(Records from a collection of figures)
_ _ _
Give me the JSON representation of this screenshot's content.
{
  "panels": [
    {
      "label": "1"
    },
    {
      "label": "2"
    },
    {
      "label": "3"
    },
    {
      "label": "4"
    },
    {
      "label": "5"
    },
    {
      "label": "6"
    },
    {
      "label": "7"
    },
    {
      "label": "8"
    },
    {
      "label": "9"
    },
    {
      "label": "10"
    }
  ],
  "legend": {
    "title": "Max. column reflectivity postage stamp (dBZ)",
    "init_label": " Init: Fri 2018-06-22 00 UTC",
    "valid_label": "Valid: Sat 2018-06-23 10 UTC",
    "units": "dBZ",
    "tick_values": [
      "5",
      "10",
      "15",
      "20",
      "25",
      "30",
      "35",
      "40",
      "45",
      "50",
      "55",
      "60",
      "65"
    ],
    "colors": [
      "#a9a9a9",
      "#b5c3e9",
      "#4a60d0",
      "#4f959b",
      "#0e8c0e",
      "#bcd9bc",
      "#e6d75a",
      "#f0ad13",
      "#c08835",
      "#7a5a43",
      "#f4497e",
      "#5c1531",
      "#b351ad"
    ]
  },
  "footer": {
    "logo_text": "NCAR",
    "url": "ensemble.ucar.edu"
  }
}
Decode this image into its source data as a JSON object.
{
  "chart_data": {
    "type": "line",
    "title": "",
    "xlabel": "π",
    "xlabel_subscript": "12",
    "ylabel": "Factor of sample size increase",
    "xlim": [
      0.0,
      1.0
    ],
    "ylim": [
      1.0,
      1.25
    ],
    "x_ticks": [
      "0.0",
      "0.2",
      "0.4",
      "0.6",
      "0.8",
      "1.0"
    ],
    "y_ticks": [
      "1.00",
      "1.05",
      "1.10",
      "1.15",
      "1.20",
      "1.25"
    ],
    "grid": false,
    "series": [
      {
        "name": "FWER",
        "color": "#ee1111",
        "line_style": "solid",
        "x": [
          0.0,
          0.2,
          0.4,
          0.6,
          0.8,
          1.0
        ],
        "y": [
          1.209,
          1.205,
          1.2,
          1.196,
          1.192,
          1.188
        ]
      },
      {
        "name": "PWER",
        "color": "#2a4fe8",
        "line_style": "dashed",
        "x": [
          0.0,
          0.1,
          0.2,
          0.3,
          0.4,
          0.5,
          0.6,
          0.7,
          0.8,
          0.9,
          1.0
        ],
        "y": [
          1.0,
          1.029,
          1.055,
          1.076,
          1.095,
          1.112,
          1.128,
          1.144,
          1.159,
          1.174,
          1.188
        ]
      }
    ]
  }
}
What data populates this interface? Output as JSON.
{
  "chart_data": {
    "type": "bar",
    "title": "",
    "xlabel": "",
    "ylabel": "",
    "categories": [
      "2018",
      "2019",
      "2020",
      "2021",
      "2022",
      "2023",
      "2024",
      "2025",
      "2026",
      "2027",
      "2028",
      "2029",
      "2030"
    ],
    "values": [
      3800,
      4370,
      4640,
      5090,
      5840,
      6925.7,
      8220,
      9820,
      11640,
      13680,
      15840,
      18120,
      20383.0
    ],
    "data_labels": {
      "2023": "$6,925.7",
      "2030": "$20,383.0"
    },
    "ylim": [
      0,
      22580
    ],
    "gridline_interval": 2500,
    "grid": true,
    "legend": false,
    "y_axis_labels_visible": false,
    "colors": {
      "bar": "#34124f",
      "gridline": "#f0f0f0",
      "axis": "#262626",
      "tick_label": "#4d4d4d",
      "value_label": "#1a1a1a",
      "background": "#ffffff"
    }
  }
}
_ _ _
**Exercise directions**
Repeat the data verbatim.

**Worked solution**
Give me the JSON representation of this screenshot's content.
{
  "panels": [
    {
      "label": "1"
    },
    {
      "label": "2"
    },
    {
      "label": "3"
    },
    {
      "label": "4"
    },
    {
      "label": "5"
    },
    {
      "label": "6"
    },
    {
      "label": "7"
    },
    {
      "label": "8"
    },
    {
      "label": "9"
    },
    {
      "label": "10"
    }
  ],
  "legend": {
    "title": "Max. column reflectivity postage stamp (dBZ)",
    "init_label": " Init: Fri 2018-06-22 00 UTC",
    "valid_label": "Valid: Sat 2018-06-23 10 UTC",
    "units": "dBZ",
    "tick_values": [
      "5",
      "10",
      "15",
      "20",
      "25",
      "30",
      "35",
      "40",
      "45",
      "50",
      "55",
      "60",
      "65"
    ],
    "colors": [
      "#a9a9a9",
      "#b5c3e9",
      "#4a60d0",
      "#4f959b",
      "#0e8c0e",
      "#bcd9bc",
      "#e6d75a",
      "#f0ad13",
      "#c08835",
      "#7a5a43",
      "#f4497e",
      "#5c1531",
      "#b351ad"
    ]
  },
  "footer": {
    "logo_text": "NCAR",
    "url": "ensemble.ucar.edu"
  }
}
Decode this image into its source data as a JSON object.
{
  "chart_data": {
    "type": "line",
    "title": "",
    "xlabel": "π",
    "xlabel_subscript": "12",
    "ylabel": "Factor of sample size increase",
    "xlim": [
      0.0,
      1.0
    ],
    "ylim": [
      1.0,
      1.25
    ],
    "x_ticks": [
      "0.0",
      "0.2",
      "0.4",
      "0.6",
      "0.8",
      "1.0"
    ],
    "y_ticks": [
      "1.00",
      "1.05",
      "1.10",
      "1.15",
      "1.20",
      "1.25"
    ],
    "grid": false,
    "series": [
      {
        "name": "FWER",
        "color": "#ee1111",
        "line_style": "solid",
        "x": [
          0.0,
          0.2,
          0.4,
          0.6,
          0.8,
          1.0
        ],
        "y": [
          1.209,
          1.205,
          1.2,
          1.196,
          1.192,
          1.188
        ]
      },
      {
        "name": "PWER",
        "color": "#2a4fe8",
        "line_style": "dashed",
        "x": [
          0.0,
          0.1,
          0.2,
          0.3,
          0.4,
          0.5,
          0.6,
          0.7,
          0.8,
          0.9,
          1.0
        ],
        "y": [
          1.0,
          1.029,
          1.055,
          1.076,
          1.095,
          1.112,
          1.128,
          1.144,
          1.159,
          1.174,
          1.188
        ]
      }
    ]
  }
}
What data populates this interface? Output as JSON.
{
  "chart_data": {
    "type": "bar",
    "title": "",
    "xlabel": "",
    "ylabel": "",
    "categories": [
      "2018",
      "2019",
      "2020",
      "2021",
      "2022",
      "2023",
      "2024",
      "2025",
      "2026",
      "2027",
      "2028",
      "2029",
      "2030"
    ],
    "values": [
      3800,
      4370,
      4640,
      5090,
      5840,
      6925.7,
      8220,
      9820,
      11640,
      13680,
      15840,
      18120,
      20383.0
    ],
    "data_labels": {
      "2023": "$6,925.7",
      "2030": "$20,383.0"
    },
    "ylim": [
      0,
      22580
    ],
    "gridline_interval": 2500,
    "grid": true,
    "legend": false,
    "y_axis_labels_visible": false,
    "colors": {
      "bar": "#34124f",
      "gridline": "#f0f0f0",
      "axis": "#262626",
      "tick_label": "#4d4d4d",
      "value_label": "#1a1a1a",
      "background": "#ffffff"
    }
  }
}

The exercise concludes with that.